> _Requirements_: Pick out each line with the word "data" from the material that follows.

> _Records to process_:
------------
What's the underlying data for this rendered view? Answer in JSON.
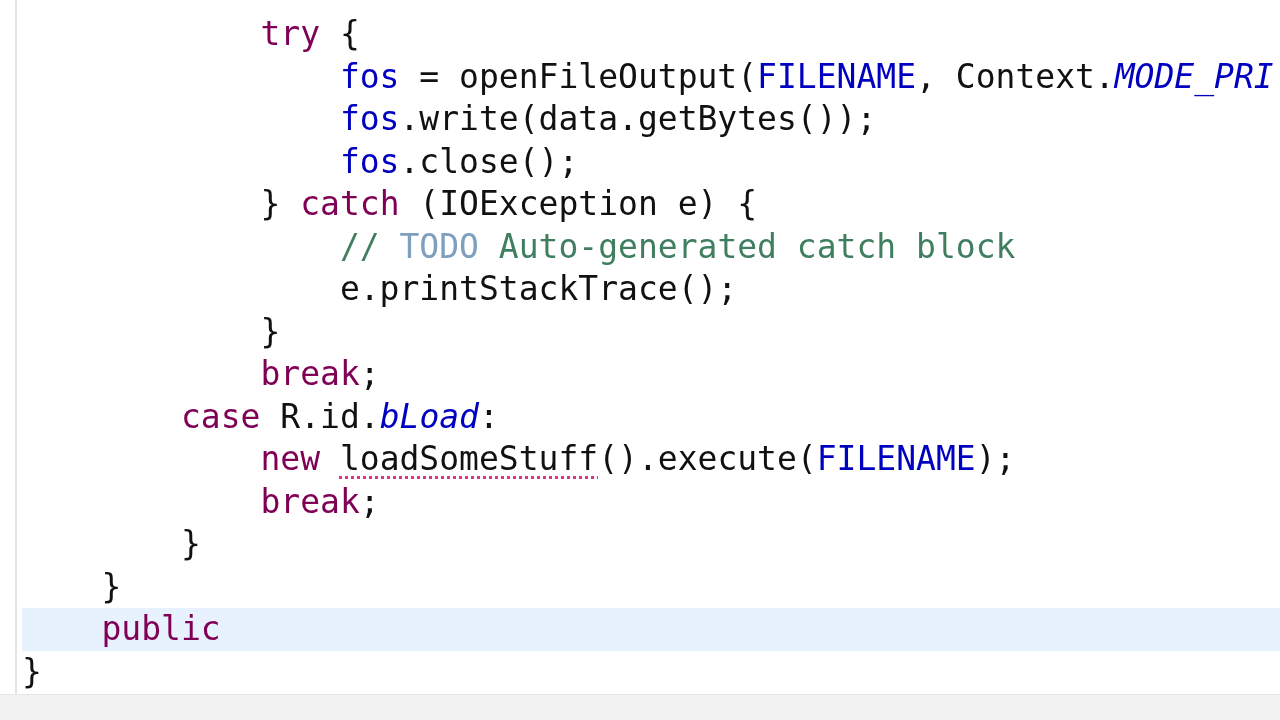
{
  "editor": {
    "lines": [
      {
        "children": [
          {
            "children": [
              {
                "children": [
                  {
                    "current": false,
                    "tokens": [
                      {
                        "kind": "keyword",
                        "text": "try"
                      },
                      {
                        "kind": "plain",
                        "text": " {"
                      }
                    ],
                    "children": [
                      {
                        "current": false,
                        "tokens": [
                          {
                            "kind": "field",
                            "text": "fos"
                          },
                          {
                            "kind": "plain",
                            "text": " = openFileOutput("
                          },
                          {
                            "kind": "field",
                            "text": "FILENAME"
                          },
                          {
                            "kind": "plain",
                            "text": ", Context."
                          },
                          {
                            "kind": "constant",
                            "text": "MODE_PRI"
                          }
                        ]
                      },
                      {
                        "current": false,
                        "tokens": [
                          {
                            "kind": "field",
                            "text": "fos"
                          },
                          {
                            "kind": "plain",
                            "text": ".write(data.getBytes());"
                          }
                        ]
                      },
                      {
                        "current": false,
                        "tokens": [
                          {
                            "kind": "field",
                            "text": "fos"
                          },
                          {
                            "kind": "plain",
                            "text": ".close();"
                          }
                        ]
                      }
                    ]
                  },
                  {
                    "current": false,
                    "tokens": [
                      {
                        "kind": "plain",
                        "text": "} "
                      },
                      {
                        "kind": "keyword",
                        "text": "catch"
                      },
                      {
                        "kind": "plain",
                        "text": " (IOException e) {"
                      }
                    ],
                    "children": [
                      {
                        "current": false,
                        "tokens": [
                          {
                            "kind": "comment",
                            "text": "// "
                          },
                          {
                            "kind": "todo",
                            "text": "TODO"
                          },
                          {
                            "kind": "comment",
                            "text": " Auto-generated catch block"
                          }
                        ]
                      },
                      {
                        "current": false,
                        "tokens": [
                          {
                            "kind": "plain",
                            "text": "e.printStackTrace();"
                          }
                        ]
                      }
                    ]
                  },
                  {
                    "current": false,
                    "tokens": [
                      {
                        "kind": "plain",
                        "text": "}"
                      }
                    ]
                  },
                  {
                    "current": false,
                    "tokens": [
                      {
                        "kind": "keyword",
                        "text": "break"
                      },
                      {
                        "kind": "plain",
                        "text": ";"
                      }
                    ]
                  }
                ]
              },
              {
                "current": false,
                "tokens": [
                  {
                    "kind": "keyword",
                    "text": "case"
                  },
                  {
                    "kind": "plain",
                    "text": " R.id."
                  },
                  {
                    "kind": "constant",
                    "text": "bLoad"
                  },
                  {
                    "kind": "plain",
                    "text": ":"
                  }
                ],
                "children": [
                  {
                    "current": false,
                    "tokens": [
                      {
                        "kind": "keyword",
                        "text": "new "
                      },
                      {
                        "kind": "error",
                        "text": "loadSomeStuff"
                      },
                      {
                        "kind": "plain",
                        "text": "().execute("
                      },
                      {
                        "kind": "field",
                        "text": "FILENAME"
                      },
                      {
                        "kind": "plain",
                        "text": ");"
                      }
                    ]
                  },
                  {
                    "current": false,
                    "tokens": [
                      {
                        "kind": "keyword",
                        "text": "break"
                      },
                      {
                        "kind": "plain",
                        "text": ";"
                      }
                    ]
                  }
                ]
              },
              {
                "current": false,
                "tokens": [
                  {
                    "kind": "plain",
                    "text": "}"
                  }
                ]
              }
            ]
          },
          {
            "current": false,
            "tokens": [
              {
                "kind": "plain",
                "text": "}"
              }
            ]
          },
          {
            "current": true,
            "tokens": [
              {
                "kind": "keyword",
                "text": "public"
              }
            ]
          }
        ]
      },
      {
        "current": false,
        "tokens": [
          {
            "kind": "plain",
            "text": "}"
          }
        ]
      }
    ]
  }
}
------------
> _Solution to the problem_:
What's the underlying data for this rendered view? Answer in JSON.
                            "text": ".write(data.getBytes());"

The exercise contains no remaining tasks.